Challenge | Write out the material below again, unchanged.

[Figure collection entries]

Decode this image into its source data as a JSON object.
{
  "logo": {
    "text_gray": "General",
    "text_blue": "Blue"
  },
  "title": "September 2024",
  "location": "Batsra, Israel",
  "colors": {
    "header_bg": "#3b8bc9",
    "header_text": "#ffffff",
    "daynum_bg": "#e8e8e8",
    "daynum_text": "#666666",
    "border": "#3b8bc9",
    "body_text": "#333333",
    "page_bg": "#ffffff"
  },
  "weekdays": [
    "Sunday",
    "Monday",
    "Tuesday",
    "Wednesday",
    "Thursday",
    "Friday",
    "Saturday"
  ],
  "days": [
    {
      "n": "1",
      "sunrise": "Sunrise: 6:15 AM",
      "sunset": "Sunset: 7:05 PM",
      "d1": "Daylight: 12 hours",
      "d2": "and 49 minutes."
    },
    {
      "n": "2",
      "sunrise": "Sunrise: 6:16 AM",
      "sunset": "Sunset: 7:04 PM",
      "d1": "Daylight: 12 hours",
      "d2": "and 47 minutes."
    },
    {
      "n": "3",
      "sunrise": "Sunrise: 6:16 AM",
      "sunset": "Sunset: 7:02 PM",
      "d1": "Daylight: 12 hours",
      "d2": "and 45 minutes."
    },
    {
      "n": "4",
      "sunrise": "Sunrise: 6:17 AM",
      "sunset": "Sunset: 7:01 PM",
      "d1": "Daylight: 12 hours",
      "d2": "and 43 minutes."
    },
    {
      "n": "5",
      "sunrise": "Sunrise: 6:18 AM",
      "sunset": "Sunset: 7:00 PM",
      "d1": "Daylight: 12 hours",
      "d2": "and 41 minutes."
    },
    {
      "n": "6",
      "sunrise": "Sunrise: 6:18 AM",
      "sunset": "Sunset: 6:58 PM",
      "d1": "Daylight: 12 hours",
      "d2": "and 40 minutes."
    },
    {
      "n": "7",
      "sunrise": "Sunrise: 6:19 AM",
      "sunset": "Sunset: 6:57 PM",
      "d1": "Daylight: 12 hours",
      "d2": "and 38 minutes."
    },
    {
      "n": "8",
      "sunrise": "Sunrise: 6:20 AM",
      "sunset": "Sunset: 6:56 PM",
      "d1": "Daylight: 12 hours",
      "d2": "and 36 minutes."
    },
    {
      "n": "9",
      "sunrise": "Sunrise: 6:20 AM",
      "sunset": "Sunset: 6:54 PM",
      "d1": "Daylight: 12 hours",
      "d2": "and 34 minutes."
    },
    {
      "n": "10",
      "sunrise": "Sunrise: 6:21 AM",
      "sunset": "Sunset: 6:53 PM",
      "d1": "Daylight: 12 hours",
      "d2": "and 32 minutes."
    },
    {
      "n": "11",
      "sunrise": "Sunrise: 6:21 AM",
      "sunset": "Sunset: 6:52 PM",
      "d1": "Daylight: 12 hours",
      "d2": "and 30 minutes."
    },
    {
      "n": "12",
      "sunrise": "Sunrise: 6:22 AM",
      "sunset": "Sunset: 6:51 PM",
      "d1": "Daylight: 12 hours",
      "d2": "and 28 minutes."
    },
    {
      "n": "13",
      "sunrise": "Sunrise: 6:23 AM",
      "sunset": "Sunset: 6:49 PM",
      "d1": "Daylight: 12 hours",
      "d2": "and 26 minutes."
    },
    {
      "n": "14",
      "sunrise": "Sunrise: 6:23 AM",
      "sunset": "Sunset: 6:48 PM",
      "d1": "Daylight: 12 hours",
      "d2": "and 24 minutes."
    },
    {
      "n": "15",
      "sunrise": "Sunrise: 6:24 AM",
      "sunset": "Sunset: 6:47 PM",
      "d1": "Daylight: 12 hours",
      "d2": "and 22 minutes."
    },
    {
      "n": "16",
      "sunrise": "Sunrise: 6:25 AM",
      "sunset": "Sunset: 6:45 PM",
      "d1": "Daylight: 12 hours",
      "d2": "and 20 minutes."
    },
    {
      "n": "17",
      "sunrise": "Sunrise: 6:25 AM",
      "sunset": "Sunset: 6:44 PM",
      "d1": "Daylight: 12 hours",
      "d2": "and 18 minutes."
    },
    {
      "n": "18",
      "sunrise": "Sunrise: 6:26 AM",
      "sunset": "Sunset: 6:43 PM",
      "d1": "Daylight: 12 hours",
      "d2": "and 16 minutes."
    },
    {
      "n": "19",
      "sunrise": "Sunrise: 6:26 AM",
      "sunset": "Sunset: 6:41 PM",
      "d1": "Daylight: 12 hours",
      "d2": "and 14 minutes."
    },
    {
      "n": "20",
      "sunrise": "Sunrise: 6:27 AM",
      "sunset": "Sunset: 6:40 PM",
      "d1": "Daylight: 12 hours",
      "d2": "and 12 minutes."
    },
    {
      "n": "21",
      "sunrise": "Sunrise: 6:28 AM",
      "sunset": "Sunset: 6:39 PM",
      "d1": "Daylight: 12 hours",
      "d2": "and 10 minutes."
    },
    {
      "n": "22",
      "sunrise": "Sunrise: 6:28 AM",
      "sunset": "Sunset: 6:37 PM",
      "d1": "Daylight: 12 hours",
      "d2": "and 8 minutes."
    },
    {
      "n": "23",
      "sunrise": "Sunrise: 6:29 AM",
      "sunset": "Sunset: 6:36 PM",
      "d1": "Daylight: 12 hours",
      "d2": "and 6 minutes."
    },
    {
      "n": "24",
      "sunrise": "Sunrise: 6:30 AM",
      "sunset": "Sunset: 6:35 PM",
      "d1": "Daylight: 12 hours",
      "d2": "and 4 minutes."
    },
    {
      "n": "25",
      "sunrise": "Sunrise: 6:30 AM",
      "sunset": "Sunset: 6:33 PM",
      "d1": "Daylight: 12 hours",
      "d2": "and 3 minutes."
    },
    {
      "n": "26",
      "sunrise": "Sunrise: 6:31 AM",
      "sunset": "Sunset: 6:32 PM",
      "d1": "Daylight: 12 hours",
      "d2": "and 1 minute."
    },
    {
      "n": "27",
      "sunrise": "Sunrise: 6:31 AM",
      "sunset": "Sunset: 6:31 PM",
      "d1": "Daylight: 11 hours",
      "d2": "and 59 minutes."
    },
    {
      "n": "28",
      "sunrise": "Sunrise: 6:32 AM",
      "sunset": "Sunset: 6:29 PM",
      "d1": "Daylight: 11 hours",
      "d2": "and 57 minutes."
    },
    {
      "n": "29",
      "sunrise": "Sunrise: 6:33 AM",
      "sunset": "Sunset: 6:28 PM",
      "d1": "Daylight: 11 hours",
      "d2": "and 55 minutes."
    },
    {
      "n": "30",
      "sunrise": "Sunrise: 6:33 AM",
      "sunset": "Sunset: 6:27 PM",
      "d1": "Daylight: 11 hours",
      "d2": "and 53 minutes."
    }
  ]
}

Written answer |
Decode this image into its source data as a JSON object.
{
  "logo": {
    "text_gray": "General",
    "text_blue": "Blue"
  },
  "title": "September 2024",
  "location": "Batsra, Israel",
  "colors": {
    "header_bg": "#3b8bc9",
    "header_text": "#ffffff",
    "daynum_bg": "#e8e8e8",
    "daynum_text": "#666666",
    "border": "#3b8bc9",
    "body_text": "#333333",
    "page_bg": "#ffffff"
  },
  "weekdays": [
    "Sunday",
    "Monday",
    "Tuesday",
    "Wednesday",
    "Thursday",
    "Friday",
    "Saturday"
  ],
  "days": [
    {
      "n": "1",
      "sunrise": "Sunrise: 6:15 AM",
      "sunset": "Sunset: 7:05 PM",
      "d1": "Daylight: 12 hours",
      "d2": "and 49 minutes."
    },
    {
      "n": "2",
      "sunrise": "Sunrise: 6:16 AM",
      "sunset": "Sunset: 7:04 PM",
      "d1": "Daylight: 12 hours",
      "d2": "and 47 minutes."
    },
    {
      "n": "3",
      "sunrise": "Sunrise: 6:16 AM",
      "sunset": "Sunset: 7:02 PM",
      "d1": "Daylight: 12 hours",
      "d2": "and 45 minutes."
    },
    {
      "n": "4",
      "sunrise": "Sunrise: 6:17 AM",
      "sunset": "Sunset: 7:01 PM",
      "d1": "Daylight: 12 hours",
      "d2": "and 43 minutes."
    },
    {
      "n": "5",
      "sunrise": "Sunrise: 6:18 AM",
      "sunset": "Sunset: 7:00 PM",
      "d1": "Daylight: 12 hours",
      "d2": "and 41 minutes."
    },
    {
      "n": "6",
      "sunrise": "Sunrise: 6:18 AM",
      "sunset": "Sunset: 6:58 PM",
      "d1": "Daylight: 12 hours",
      "d2": "and 40 minutes."
    },
    {
      "n": "7",
      "sunrise": "Sunrise: 6:19 AM",
      "sunset": "Sunset: 6:57 PM",
      "d1": "Daylight: 12 hours",
      "d2": "and 38 minutes."
    },
    {
      "n": "8",
      "sunrise": "Sunrise: 6:20 AM",
      "sunset": "Sunset: 6:56 PM",
      "d1": "Daylight: 12 hours",
      "d2": "and 36 minutes."
    },
    {
      "n": "9",
      "sunrise": "Sunrise: 6:20 AM",
      "sunset": "Sunset: 6:54 PM",
      "d1": "Daylight: 12 hours",
      "d2": "and 34 minutes."
    },
    {
      "n": "10",
      "sunrise": "Sunrise: 6:21 AM",
      "sunset": "Sunset: 6:53 PM",
      "d1": "Daylight: 12 hours",
      "d2": "and 32 minutes."
    },
    {
      "n": "11",
      "sunrise": "Sunrise: 6:21 AM",
      "sunset": "Sunset: 6:52 PM",
      "d1": "Daylight: 12 hours",
      "d2": "and 30 minutes."
    },
    {
      "n": "12",
      "sunrise": "Sunrise: 6:22 AM",
      "sunset": "Sunset: 6:51 PM",
      "d1": "Daylight: 12 hours",
      "d2": "and 28 minutes."
    },
    {
      "n": "13",
      "sunrise": "Sunrise: 6:23 AM",
      "sunset": "Sunset: 6:49 PM",
      "d1": "Daylight: 12 hours",
      "d2": "and 26 minutes."
    },
    {
      "n": "14",
      "sunrise": "Sunrise: 6:23 AM",
      "sunset": "Sunset: 6:48 PM",
      "d1": "Daylight: 12 hours",
      "d2": "and 24 minutes."
    },
    {
      "n": "15",
      "sunrise": "Sunrise: 6:24 AM",
      "sunset": "Sunset: 6:47 PM",
      "d1": "Daylight: 12 hours",
      "d2": "and 22 minutes."
    },
    {
      "n": "16",
      "sunrise": "Sunrise: 6:25 AM",
      "sunset": "Sunset: 6:45 PM",
      "d1": "Daylight: 12 hours",
      "d2": "and 20 minutes."
    },
    {
      "n": "17",
      "sunrise": "Sunrise: 6:25 AM",
      "sunset": "Sunset: 6:44 PM",
      "d1": "Daylight: 12 hours",
      "d2": "and 18 minutes."
    },
    {
      "n": "18",
      "sunrise": "Sunrise: 6:26 AM",
      "sunset": "Sunset: 6:43 PM",
      "d1": "Daylight: 12 hours",
      "d2": "and 16 minutes."
    },
    {
      "n": "19",
      "sunrise": "Sunrise: 6:26 AM",
      "sunset": "Sunset: 6:41 PM",
      "d1": "Daylight: 12 hours",
      "d2": "and 14 minutes."
    },
    {
      "n": "20",
      "sunrise": "Sunrise: 6:27 AM",
      "sunset": "Sunset: 6:40 PM",
      "d1": "Daylight: 12 hours",
      "d2": "and 12 minutes."
    },
    {
      "n": "21",
      "sunrise": "Sunrise: 6:28 AM",
      "sunset": "Sunset: 6:39 PM",
      "d1": "Daylight: 12 hours",
      "d2": "and 10 minutes."
    },
    {
      "n": "22",
      "sunrise": "Sunrise: 6:28 AM",
      "sunset": "Sunset: 6:37 PM",
      "d1": "Daylight: 12 hours",
      "d2": "and 8 minutes."
    },
    {
      "n": "23",
      "sunrise": "Sunrise: 6:29 AM",
      "sunset": "Sunset: 6:36 PM",
      "d1": "Daylight: 12 hours",
      "d2": "and 6 minutes."
    },
    {
      "n": "24",
      "sunrise": "Sunrise: 6:30 AM",
      "sunset": "Sunset: 6:35 PM",
      "d1": "Daylight: 12 hours",
      "d2": "and 4 minutes."
    },
    {
      "n": "25",
      "sunrise": "Sunrise: 6:30 AM",
      "sunset": "Sunset: 6:33 PM",
      "d1": "Daylight: 12 hours",
      "d2": "and 3 minutes."
    },
    {
      "n": "26",
      "sunrise": "Sunrise: 6:31 AM",
      "sunset": "Sunset: 6:32 PM",
      "d1": "Daylight: 12 hours",
      "d2": "and 1 minute."
    },
    {
      "n": "27",
      "sunrise": "Sunrise: 6:31 AM",
      "sunset": "Sunset: 6:31 PM",
      "d1": "Daylight: 11 hours",
      "d2": "and 59 minutes."
    },
    {
      "n": "28",
      "sunrise": "Sunrise: 6:32 AM",
      "sunset": "Sunset: 6:29 PM",
      "d1": "Daylight: 11 hours",
      "d2": "and 57 minutes."
    },
    {
      "n": "29",
      "sunrise": "Sunrise: 6:33 AM",
      "sunset": "Sunset: 6:28 PM",
      "d1": "Daylight: 11 hours",
      "d2": "and 55 minutes."
    },
    {
      "n": "30",
      "sunrise": "Sunrise: 6:33 AM",
      "sunset": "Sunset: 6:27 PM",
      "d1": "Daylight: 11 hours",
      "d2": "and 53 minutes."
    }
  ]
}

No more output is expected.